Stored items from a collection
****************************************
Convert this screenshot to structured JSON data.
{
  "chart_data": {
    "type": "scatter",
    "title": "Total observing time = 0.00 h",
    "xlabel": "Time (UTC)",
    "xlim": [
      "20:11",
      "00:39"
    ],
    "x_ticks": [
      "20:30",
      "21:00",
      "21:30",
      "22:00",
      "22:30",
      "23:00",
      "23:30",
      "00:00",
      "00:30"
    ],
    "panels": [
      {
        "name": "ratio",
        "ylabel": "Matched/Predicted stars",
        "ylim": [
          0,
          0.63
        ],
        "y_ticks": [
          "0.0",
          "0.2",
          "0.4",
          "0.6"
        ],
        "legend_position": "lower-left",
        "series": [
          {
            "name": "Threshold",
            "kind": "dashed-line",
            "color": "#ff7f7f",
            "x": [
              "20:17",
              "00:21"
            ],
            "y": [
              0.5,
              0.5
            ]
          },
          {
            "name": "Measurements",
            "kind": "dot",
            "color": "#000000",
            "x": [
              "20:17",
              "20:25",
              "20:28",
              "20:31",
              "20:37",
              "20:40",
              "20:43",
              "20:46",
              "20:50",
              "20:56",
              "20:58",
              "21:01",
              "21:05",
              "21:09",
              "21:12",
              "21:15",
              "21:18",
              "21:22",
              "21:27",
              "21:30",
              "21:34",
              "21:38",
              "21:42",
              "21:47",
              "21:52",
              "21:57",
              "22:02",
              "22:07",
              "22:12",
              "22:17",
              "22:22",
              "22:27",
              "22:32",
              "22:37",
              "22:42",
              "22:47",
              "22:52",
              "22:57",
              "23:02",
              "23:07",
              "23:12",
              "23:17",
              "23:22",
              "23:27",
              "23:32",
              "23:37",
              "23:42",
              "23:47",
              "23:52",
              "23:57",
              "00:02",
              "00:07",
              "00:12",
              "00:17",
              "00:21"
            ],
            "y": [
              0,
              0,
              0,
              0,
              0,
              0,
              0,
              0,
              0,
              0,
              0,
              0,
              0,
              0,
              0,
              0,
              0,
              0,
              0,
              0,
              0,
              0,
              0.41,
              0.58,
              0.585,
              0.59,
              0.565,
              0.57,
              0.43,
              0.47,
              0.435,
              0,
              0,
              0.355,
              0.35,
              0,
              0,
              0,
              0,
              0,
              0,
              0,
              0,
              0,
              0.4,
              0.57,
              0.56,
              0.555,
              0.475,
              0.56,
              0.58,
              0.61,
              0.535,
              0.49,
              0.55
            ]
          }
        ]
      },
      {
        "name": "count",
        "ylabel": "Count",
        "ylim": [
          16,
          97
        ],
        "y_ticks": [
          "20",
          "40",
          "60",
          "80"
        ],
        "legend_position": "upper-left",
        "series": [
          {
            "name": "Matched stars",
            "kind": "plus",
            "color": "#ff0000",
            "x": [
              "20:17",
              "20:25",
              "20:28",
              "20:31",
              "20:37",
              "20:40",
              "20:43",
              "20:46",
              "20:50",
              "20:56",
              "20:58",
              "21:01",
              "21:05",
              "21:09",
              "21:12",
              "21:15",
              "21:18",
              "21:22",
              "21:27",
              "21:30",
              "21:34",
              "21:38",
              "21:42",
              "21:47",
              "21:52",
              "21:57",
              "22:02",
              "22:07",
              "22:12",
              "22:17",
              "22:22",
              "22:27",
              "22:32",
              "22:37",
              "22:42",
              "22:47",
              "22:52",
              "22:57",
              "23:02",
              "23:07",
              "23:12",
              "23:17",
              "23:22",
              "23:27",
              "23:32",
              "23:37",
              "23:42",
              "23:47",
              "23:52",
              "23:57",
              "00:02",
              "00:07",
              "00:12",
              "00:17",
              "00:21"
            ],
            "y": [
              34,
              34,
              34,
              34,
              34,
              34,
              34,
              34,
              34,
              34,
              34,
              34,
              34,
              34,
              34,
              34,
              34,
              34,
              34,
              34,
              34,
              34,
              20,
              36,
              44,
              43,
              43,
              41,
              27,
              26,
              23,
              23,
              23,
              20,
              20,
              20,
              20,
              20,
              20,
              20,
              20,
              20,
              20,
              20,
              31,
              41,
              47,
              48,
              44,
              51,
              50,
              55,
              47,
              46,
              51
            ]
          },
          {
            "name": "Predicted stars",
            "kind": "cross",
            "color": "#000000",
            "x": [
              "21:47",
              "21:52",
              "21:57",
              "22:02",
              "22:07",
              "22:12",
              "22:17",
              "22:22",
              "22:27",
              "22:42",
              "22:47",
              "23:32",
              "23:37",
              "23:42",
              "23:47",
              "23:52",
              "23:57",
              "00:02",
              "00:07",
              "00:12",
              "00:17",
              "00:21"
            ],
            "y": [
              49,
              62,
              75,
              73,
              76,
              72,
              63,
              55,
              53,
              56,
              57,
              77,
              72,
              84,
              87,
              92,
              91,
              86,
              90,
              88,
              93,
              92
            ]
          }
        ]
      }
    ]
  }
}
****************************************
REQUIREMENTS: Each line of the data that includes the word "color" counts once; report the total and nothing more.

SOLUTION TO THE EXERCISE: 4